### EXERCISE DIRECTIONS
Reproduce the material exactly, omitting nothing.

### SUPPLIED RECORDS
::::::::::

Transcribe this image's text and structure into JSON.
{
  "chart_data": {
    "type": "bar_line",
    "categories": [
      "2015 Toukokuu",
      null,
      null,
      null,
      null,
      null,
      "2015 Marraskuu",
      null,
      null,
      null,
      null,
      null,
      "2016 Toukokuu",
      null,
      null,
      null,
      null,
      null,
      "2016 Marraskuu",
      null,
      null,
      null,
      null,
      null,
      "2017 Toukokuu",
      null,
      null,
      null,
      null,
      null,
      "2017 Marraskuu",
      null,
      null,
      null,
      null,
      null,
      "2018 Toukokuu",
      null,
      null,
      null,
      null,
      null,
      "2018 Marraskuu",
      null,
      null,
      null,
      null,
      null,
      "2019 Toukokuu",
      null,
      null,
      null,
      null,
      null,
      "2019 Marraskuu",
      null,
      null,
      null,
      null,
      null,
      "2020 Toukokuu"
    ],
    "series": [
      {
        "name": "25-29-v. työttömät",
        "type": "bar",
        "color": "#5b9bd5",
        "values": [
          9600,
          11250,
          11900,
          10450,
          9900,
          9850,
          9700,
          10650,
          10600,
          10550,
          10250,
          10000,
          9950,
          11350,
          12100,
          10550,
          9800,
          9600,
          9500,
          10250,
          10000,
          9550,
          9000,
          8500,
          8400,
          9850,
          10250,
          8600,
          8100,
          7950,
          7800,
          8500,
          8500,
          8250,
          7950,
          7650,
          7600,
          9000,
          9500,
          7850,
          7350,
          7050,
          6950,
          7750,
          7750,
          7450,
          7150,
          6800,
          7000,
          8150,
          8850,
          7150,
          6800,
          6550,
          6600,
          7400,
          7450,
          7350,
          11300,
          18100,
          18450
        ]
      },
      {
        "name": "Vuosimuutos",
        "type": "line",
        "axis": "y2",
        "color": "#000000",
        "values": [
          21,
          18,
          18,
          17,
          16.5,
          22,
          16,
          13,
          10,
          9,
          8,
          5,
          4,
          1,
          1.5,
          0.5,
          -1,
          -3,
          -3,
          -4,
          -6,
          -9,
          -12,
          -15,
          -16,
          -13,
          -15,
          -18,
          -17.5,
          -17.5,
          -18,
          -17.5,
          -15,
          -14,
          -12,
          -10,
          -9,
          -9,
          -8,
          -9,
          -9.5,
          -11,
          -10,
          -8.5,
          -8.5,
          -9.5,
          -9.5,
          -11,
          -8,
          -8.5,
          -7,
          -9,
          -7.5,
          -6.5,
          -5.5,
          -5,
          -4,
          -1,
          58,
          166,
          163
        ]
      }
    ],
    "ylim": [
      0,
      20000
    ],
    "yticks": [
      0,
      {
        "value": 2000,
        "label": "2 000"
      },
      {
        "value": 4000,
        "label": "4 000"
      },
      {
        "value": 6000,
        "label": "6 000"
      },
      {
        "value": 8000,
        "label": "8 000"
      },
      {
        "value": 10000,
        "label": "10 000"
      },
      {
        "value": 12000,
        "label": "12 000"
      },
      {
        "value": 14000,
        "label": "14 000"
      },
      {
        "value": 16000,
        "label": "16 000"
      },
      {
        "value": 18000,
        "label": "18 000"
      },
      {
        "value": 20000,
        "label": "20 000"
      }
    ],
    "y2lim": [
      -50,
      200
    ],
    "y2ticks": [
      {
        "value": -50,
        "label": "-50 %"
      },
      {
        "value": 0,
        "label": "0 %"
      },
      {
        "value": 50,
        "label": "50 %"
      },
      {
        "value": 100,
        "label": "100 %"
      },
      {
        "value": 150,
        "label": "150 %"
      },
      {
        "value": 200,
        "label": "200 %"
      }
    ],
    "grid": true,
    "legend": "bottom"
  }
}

::::::::::

### THE REPLY
Transcribe this image's text and structure into JSON.
{
  "chart_data": {
    "type": "bar_line",
    "categories": [
      "2015 Toukokuu",
      null,
      null,
      null,
      null,
      null,
      "2015 Marraskuu",
      null,
      null,
      null,
      null,
      null,
      "2016 Toukokuu",
      null,
      null,
      null,
      null,
      null,
      "2016 Marraskuu",
      null,
      null,
      null,
      null,
      null,
      "2017 Toukokuu",
      null,
      null,
      null,
      null,
      null,
      "2017 Marraskuu",
      null,
      null,
      null,
      null,
      null,
      "2018 Toukokuu",
      null,
      null,
      null,
      null,
      null,
      "2018 Marraskuu",
      null,
      null,
      null,
      null,
      null,
      "2019 Toukokuu",
      null,
      null,
      null,
      null,
      null,
      "2019 Marraskuu",
      null,
      null,
      null,
      null,
      null,
      "2020 Toukokuu"
    ],
    "series": [
      {
        "name": "25-29-v. työttömät",
        "type": "bar",
        "color": "#5b9bd5",
        "values": [
          9600,
          11250,
          11900,
          10450,
          9900,
          9850,
          9700,
          10650,
          10600,
          10550,
          10250,
          10000,
          9950,
          11350,
          12100,
          10550,
          9800,
          9600,
          9500,
          10250,
          10000,
          9550,
          9000,
          8500,
          8400,
          9850,
          10250,
          8600,
          8100,
          7950,
          7800,
          8500,
          8500,
          8250,
          7950,
          7650,
          7600,
          9000,
          9500,
          7850,
          7350,
          7050,
          6950,
          7750,
          7750,
          7450,
          7150,
          6800,
          7000,
          8150,
          8850,
          7150,
          6800,
          6550,
          6600,
          7400,
          7450,
          7350,
          11300,
          18100,
          18450
        ]
      },
      {
        "name": "Vuosimuutos",
        "type": "line",
        "axis": "y2",
        "color": "#000000",
        "values": [
          21,
          18,
          18,
          17,
          16.5,
          22,
          16,
          13,
          10,
          9,
          8,
          5,
          4,
          1,
          1.5,
          0.5,
          -1,
          -3,
          -3,
          -4,
          -6,
          -9,
          -12,
          -15,
          -16,
          -13,
          -15,
          -18,
          -17.5,
          -17.5,
          -18,
          -17.5,
          -15,
          -14,
          -12,
          -10,
          -9,
          -9,
          -8,
          -9,
          -9.5,
          -11,
          -10,
          -8.5,
          -8.5,
          -9.5,
          -9.5,
          -11,
          -8,
          -8.5,
          -7,
          -9,
          -7.5,
          -6.5,
          -5.5,
          -5,
          -4,
          -1,
          58,
          166,
          163
        ]
      }
    ],
    "ylim": [
      0,
      20000
    ],
    "yticks": [
      0,
      {
        "value": 2000,
        "label": "2 000"
      },
      {
        "value": 4000,
        "label": "4 000"
      },
      {
        "value": 6000,
        "label": "6 000"
      },
      {
        "value": 8000,
        "label": "8 000"
      },
      {
        "value": 10000,
        "label": "10 000"
      },
      {
        "value": 12000,
        "label": "12 000"
      },
      {
        "value": 14000,
        "label": "14 000"
      },
      {
        "value": 16000,
        "label": "16 000"
      },
      {
        "value": 18000,
        "label": "18 000"
      },
      {
        "value": 20000,
        "label": "20 000"
      }
    ],
    "y2lim": [
      -50,
      200
    ],
    "y2ticks": [
      {
        "value": -50,
        "label": "-50 %"
      },
      {
        "value": 0,
        "label": "0 %"
      },
      {
        "value": 50,
        "label": "50 %"
      },
      {
        "value": 100,
        "label": "100 %"
      },
      {
        "value": 150,
        "label": "150 %"
      },
      {
        "value": 200,
        "label": "200 %"
      }
    ],
    "grid": true,
    "legend": "bottom"
  }
}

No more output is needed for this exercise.